#### [GIVEN ENTRIES]
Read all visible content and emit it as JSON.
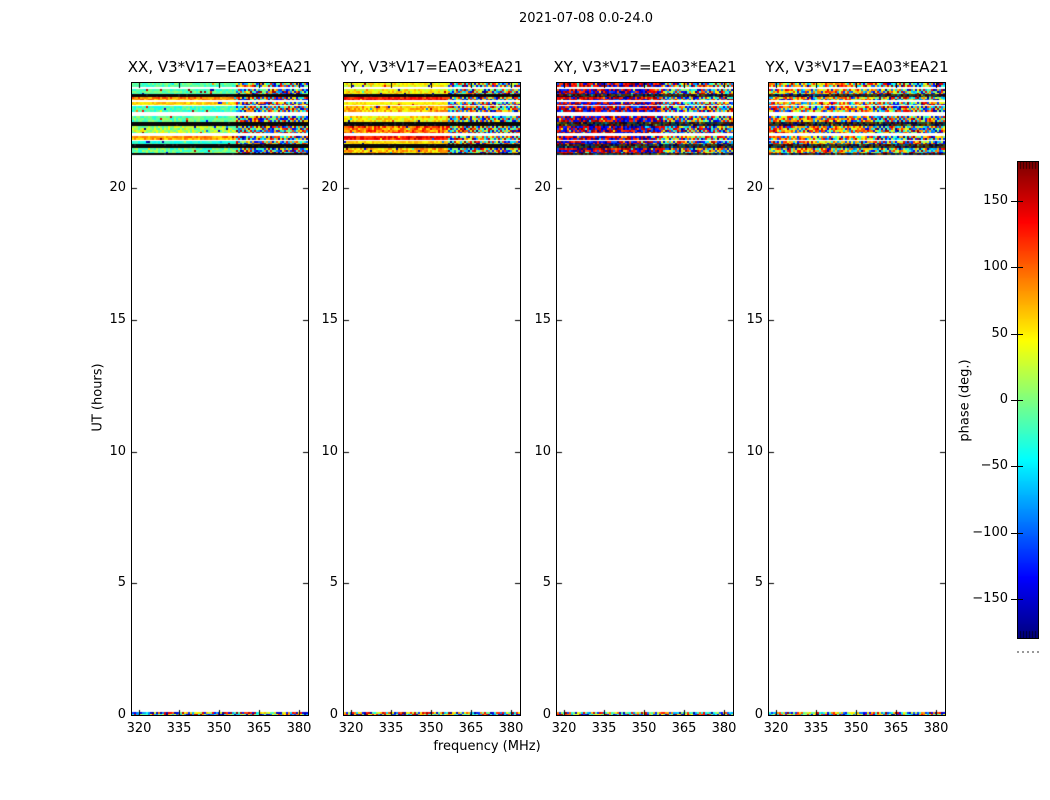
{
  "figure": {
    "title": "2021-07-08 0.0-24.0"
  },
  "chart_data": {
    "type": "heatmap",
    "title": "2021-07-08 0.0-24.0",
    "xlabel": "frequency (MHz)",
    "ylabel": "UT (hours)",
    "x_ticks": [
      320,
      335,
      350,
      365,
      380
    ],
    "x_range": [
      317.5,
      383.5
    ],
    "y_ticks": [
      0,
      5,
      10,
      15,
      20
    ],
    "y_range": [
      0,
      24
    ],
    "grid": false,
    "colorbar": {
      "label": "phase (deg.)",
      "ticks": [
        150,
        100,
        50,
        0,
        -50,
        -100,
        -150
      ],
      "tick_labels": [
        "150",
        "100",
        "50",
        "0",
        "−50",
        "−100",
        "−150"
      ],
      "range": [
        -180,
        180
      ],
      "colormap": "jet",
      "position": "right"
    },
    "panels": [
      {
        "title": "XX, V3*V17=EA03*EA21",
        "pol": "XX"
      },
      {
        "title": "YY, V3*V17=EA03*EA21",
        "pol": "YY"
      },
      {
        "title": "XY, V3*V17=EA03*EA21",
        "pol": "XY"
      },
      {
        "title": "YX, V3*V17=EA03*EA21",
        "pol": "YX"
      }
    ],
    "data_time_span_hours": [
      21.3,
      24.0
    ],
    "scramble_start_mhz": 356,
    "rows": [
      {
        "start": 23.83,
        "end": 24.0,
        "kind": "data",
        "xx": [
          -12,
          20
        ],
        "yy": [
          42,
          30
        ],
        "xy_bias": 0.55
      },
      {
        "start": 23.58,
        "end": 23.77,
        "kind": "data",
        "xx": [
          -15,
          18
        ],
        "yy": [
          48,
          30
        ],
        "xy_bias": 0.5
      },
      {
        "start": 23.45,
        "end": 23.58,
        "kind": "black"
      },
      {
        "start": 23.34,
        "end": 23.45,
        "kind": "data",
        "xx": [
          85,
          30
        ],
        "yy": [
          135,
          25
        ],
        "xy_bias": 0.7
      },
      {
        "start": 23.17,
        "end": 23.28,
        "kind": "data",
        "xx": [
          58,
          18
        ],
        "yy": [
          55,
          18
        ],
        "xy_bias": 0.5
      },
      {
        "start": 22.88,
        "end": 23.13,
        "kind": "data",
        "xx": [
          -22,
          22
        ],
        "yy": [
          68,
          35
        ],
        "xy_bias": 0.6
      },
      {
        "start": 22.52,
        "end": 22.73,
        "kind": "data",
        "xx": [
          -12,
          25
        ],
        "yy": [
          52,
          30
        ],
        "xy_bias": 0.45
      },
      {
        "start": 22.35,
        "end": 22.52,
        "kind": "black"
      },
      {
        "start": 22.12,
        "end": 22.35,
        "kind": "data",
        "xx": [
          15,
          40
        ],
        "yy": [
          95,
          45
        ],
        "xy_bias": 0.55
      },
      {
        "start": 21.84,
        "end": 21.99,
        "kind": "data",
        "xx": [
          80,
          25
        ],
        "yy": [
          135,
          25
        ],
        "xy_bias": 0.6
      },
      {
        "start": 21.67,
        "end": 21.8,
        "kind": "data",
        "xx": [
          -28,
          15
        ],
        "yy": [
          55,
          20
        ],
        "xy_bias": 0.4
      },
      {
        "start": 21.55,
        "end": 21.67,
        "kind": "black"
      },
      {
        "start": 21.33,
        "end": 21.55,
        "kind": "data",
        "xx": [
          -5,
          30
        ],
        "yy": [
          60,
          35
        ],
        "xy_bias": 0.55
      },
      {
        "start": 21.28,
        "end": 21.33,
        "kind": "black"
      }
    ],
    "bottom_stripe": {
      "start": 0.0,
      "end": 0.1
    }
  }
}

#### [TASK BRIEF]
Quote the listing above in full, except for the pictures.

#### [REPLY]
Read all visible content and emit it as JSON.
{
  "figure": {
    "title": "2021-07-08 0.0-24.0"
  },
  "chart_data": {
    "type": "heatmap",
    "title": "2021-07-08 0.0-24.0",
    "xlabel": "frequency (MHz)",
    "ylabel": "UT (hours)",
    "x_ticks": [
      320,
      335,
      350,
      365,
      380
    ],
    "x_range": [
      317.5,
      383.5
    ],
    "y_ticks": [
      0,
      5,
      10,
      15,
      20
    ],
    "y_range": [
      0,
      24
    ],
    "grid": false,
    "colorbar": {
      "label": "phase (deg.)",
      "ticks": [
        150,
        100,
        50,
        0,
        -50,
        -100,
        -150
      ],
      "tick_labels": [
        "150",
        "100",
        "50",
        "0",
        "−50",
        "−100",
        "−150"
      ],
      "range": [
        -180,
        180
      ],
      "colormap": "jet",
      "position": "right"
    },
    "panels": [
      {
        "title": "XX, V3*V17=EA03*EA21",
        "pol": "XX"
      },
      {
        "title": "YY, V3*V17=EA03*EA21",
        "pol": "YY"
      },
      {
        "title": "XY, V3*V17=EA03*EA21",
        "pol": "XY"
      },
      {
        "title": "YX, V3*V17=EA03*EA21",
        "pol": "YX"
      }
    ],
    "data_time_span_hours": [
      21.3,
      24.0
    ],
    "scramble_start_mhz": 356,
    "rows": [
      {
        "start": 23.83,
        "end": 24.0,
        "kind": "data",
        "xx": [
          -12,
          20
        ],
        "yy": [
          42,
          30
        ],
        "xy_bias": 0.55
      },
      {
        "start": 23.58,
        "end": 23.77,
        "kind": "data",
        "xx": [
          -15,
          18
        ],
        "yy": [
          48,
          30
        ],
        "xy_bias": 0.5
      },
      {
        "start": 23.45,
        "end": 23.58,
        "kind": "black"
      },
      {
        "start": 23.34,
        "end": 23.45,
        "kind": "data",
        "xx": [
          85,
          30
        ],
        "yy": [
          135,
          25
        ],
        "xy_bias": 0.7
      },
      {
        "start": 23.17,
        "end": 23.28,
        "kind": "data",
        "xx": [
          58,
          18
        ],
        "yy": [
          55,
          18
        ],
        "xy_bias": 0.5
      },
      {
        "start": 22.88,
        "end": 23.13,
        "kind": "data",
        "xx": [
          -22,
          22
        ],
        "yy": [
          68,
          35
        ],
        "xy_bias": 0.6
      },
      {
        "start": 22.52,
        "end": 22.73,
        "kind": "data",
        "xx": [
          -12,
          25
        ],
        "yy": [
          52,
          30
        ],
        "xy_bias": 0.45
      },
      {
        "start": 22.35,
        "end": 22.52,
        "kind": "black"
      },
      {
        "start": 22.12,
        "end": 22.35,
        "kind": "data",
        "xx": [
          15,
          40
        ],
        "yy": [
          95,
          45
        ],
        "xy_bias": 0.55
      },
      {
        "start": 21.84,
        "end": 21.99,
        "kind": "data",
        "xx": [
          80,
          25
        ],
        "yy": [
          135,
          25
        ],
        "xy_bias": 0.6
      },
      {
        "start": 21.67,
        "end": 21.8,
        "kind": "data",
        "xx": [
          -28,
          15
        ],
        "yy": [
          55,
          20
        ],
        "xy_bias": 0.4
      },
      {
        "start": 21.55,
        "end": 21.67,
        "kind": "black"
      },
      {
        "start": 21.33,
        "end": 21.55,
        "kind": "data",
        "xx": [
          -5,
          30
        ],
        "yy": [
          60,
          35
        ],
        "xy_bias": 0.55
      },
      {
        "start": 21.28,
        "end": 21.33,
        "kind": "black"
      }
    ],
    "bottom_stripe": {
      "start": 0.0,
      "end": 0.1
    }
  }
}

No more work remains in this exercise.